*The problem*
Every record must be repeated exactly; omit any pictures they contain.

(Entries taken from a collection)

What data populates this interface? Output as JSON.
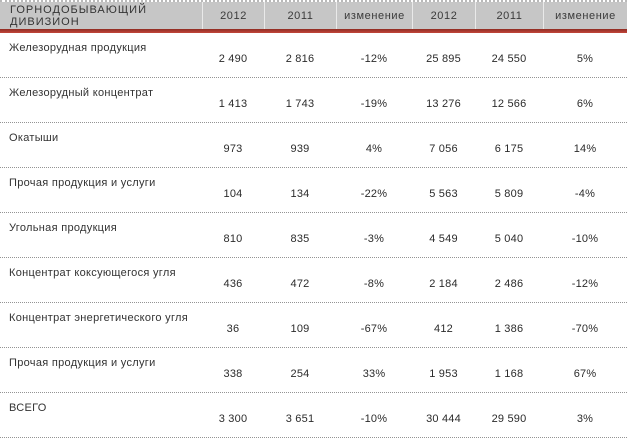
{
  "table": {
    "title": "ГОРНОДОБЫВАЮЩИЙ ДИВИЗИОН",
    "columns": [
      "2012",
      "2011",
      "изменение",
      "2012",
      "2011",
      "изменение"
    ],
    "rows": [
      {
        "label": "Железорудная продукция",
        "values": [
          "2 490",
          "2 816",
          "-12%",
          "25 895",
          "24 550",
          "5%"
        ]
      },
      {
        "label": "Железорудный концентрат",
        "values": [
          "1 413",
          "1 743",
          "-19%",
          "13 276",
          "12 566",
          "6%"
        ]
      },
      {
        "label": "Окатыши",
        "values": [
          "973",
          "939",
          "4%",
          "7 056",
          "6 175",
          "14%"
        ]
      },
      {
        "label": "Прочая продукция и услуги",
        "values": [
          "104",
          "134",
          "-22%",
          "5 563",
          "5 809",
          "-4%"
        ]
      },
      {
        "label": "Угольная продукция",
        "values": [
          "810",
          "835",
          "-3%",
          "4 549",
          "5 040",
          "-10%"
        ]
      },
      {
        "label": "Концентрат коксующегося угля",
        "values": [
          "436",
          "472",
          "-8%",
          "2 184",
          "2 486",
          "-12%"
        ]
      },
      {
        "label": "Концентрат энергетического угля",
        "values": [
          "36",
          "109",
          "-67%",
          "412",
          "1 386",
          "-70%"
        ]
      },
      {
        "label": "Прочая продукция и услуги",
        "values": [
          "338",
          "254",
          "33%",
          "1 953",
          "1 168",
          "67%"
        ]
      },
      {
        "label": "ВСЕГО",
        "values": [
          "3 300",
          "3 651",
          "-10%",
          "30 444",
          "29 590",
          "3%"
        ]
      }
    ],
    "colors": {
      "header_background": "#c6c6c6",
      "accent_rule_top": "#8f2d23",
      "accent_rule_bottom": "#c2463a",
      "row_separator": "#949494"
    }
  }
}
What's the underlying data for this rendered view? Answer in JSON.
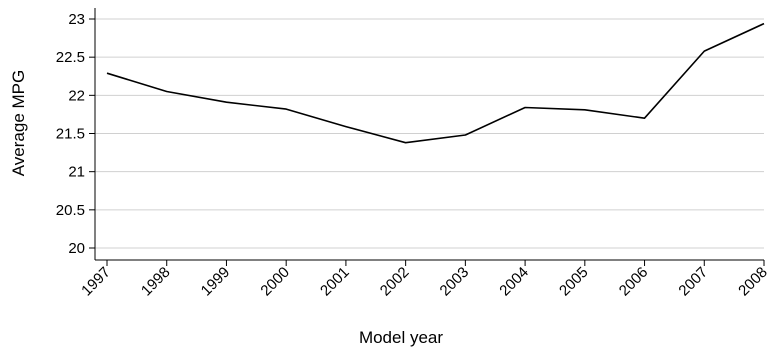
{
  "chart_data": {
    "type": "line",
    "categories": [
      "1997",
      "1998",
      "1999",
      "2000",
      "2001",
      "2002",
      "2003",
      "2004",
      "2005",
      "2006",
      "2007",
      "2008"
    ],
    "series": [
      {
        "values": [
          22.29,
          22.05,
          21.91,
          21.82,
          21.59,
          21.38,
          21.48,
          21.84,
          21.81,
          21.7,
          22.58,
          22.94
        ]
      }
    ],
    "xlabel": "Model year",
    "ylabel": "Average MPG",
    "ylim": [
      20,
      23
    ],
    "yticks": [
      "20",
      "20.5",
      "21",
      "21.5",
      "22",
      "22.5",
      "23"
    ],
    "grid": true,
    "colors": {
      "line": "#000000",
      "grid": "#d0d0d0"
    }
  }
}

*Exercise result*
What data populates this interface? Output as JSON.
{
  "table": {
    "title": "ГОРНОДОБЫВАЮЩИЙ ДИВИЗИОН",
    "columns": [
      "2012",
      "2011",
      "изменение",
      "2012",
      "2011",
      "изменение"
    ],
    "rows": [
      {
        "label": "Железорудная продукция",
        "values": [
          "2 490",
          "2 816",
          "-12%",
          "25 895",
          "24 550",
          "5%"
        ]
      },
      {
        "label": "Железорудный концентрат",
        "values": [
          "1 413",
          "1 743",
          "-19%",
          "13 276",
          "12 566",
          "6%"
        ]
      },
      {
        "label": "Окатыши",
        "values": [
          "973",
          "939",
          "4%",
          "7 056",
          "6 175",
          "14%"
        ]
      },
      {
        "label": "Прочая продукция и услуги",
        "values": [
          "104",
          "134",
          "-22%",
          "5 563",
          "5 809",
          "-4%"
        ]
      },
      {
        "label": "Угольная продукция",
        "values": [
          "810",
          "835",
          "-3%",
          "4 549",
          "5 040",
          "-10%"
        ]
      },
      {
        "label": "Концентрат коксующегося угля",
        "values": [
          "436",
          "472",
          "-8%",
          "2 184",
          "2 486",
          "-12%"
        ]
      },
      {
        "label": "Концентрат энергетического угля",
        "values": [
          "36",
          "109",
          "-67%",
          "412",
          "1 386",
          "-70%"
        ]
      },
      {
        "label": "Прочая продукция и услуги",
        "values": [
          "338",
          "254",
          "33%",
          "1 953",
          "1 168",
          "67%"
        ]
      },
      {
        "label": "ВСЕГО",
        "values": [
          "3 300",
          "3 651",
          "-10%",
          "30 444",
          "29 590",
          "3%"
        ]
      }
    ],
    "colors": {
      "header_background": "#c6c6c6",
      "accent_rule_top": "#8f2d23",
      "accent_rule_bottom": "#c2463a",
      "row_separator": "#949494"
    }
  }
}
What's the underlying data for this rendered view? Answer in JSON.
{
  "chart_data": {
    "type": "line",
    "categories": [
      "1997",
      "1998",
      "1999",
      "2000",
      "2001",
      "2002",
      "2003",
      "2004",
      "2005",
      "2006",
      "2007",
      "2008"
    ],
    "series": [
      {
        "values": [
          22.29,
          22.05,
          21.91,
          21.82,
          21.59,
          21.38,
          21.48,
          21.84,
          21.81,
          21.7,
          22.58,
          22.94
        ]
      }
    ],
    "xlabel": "Model year",
    "ylabel": "Average MPG",
    "ylim": [
      20,
      23
    ],
    "yticks": [
      "20",
      "20.5",
      "21",
      "21.5",
      "22",
      "22.5",
      "23"
    ],
    "grid": true,
    "colors": {
      "line": "#000000",
      "grid": "#d0d0d0"
    }
  }
}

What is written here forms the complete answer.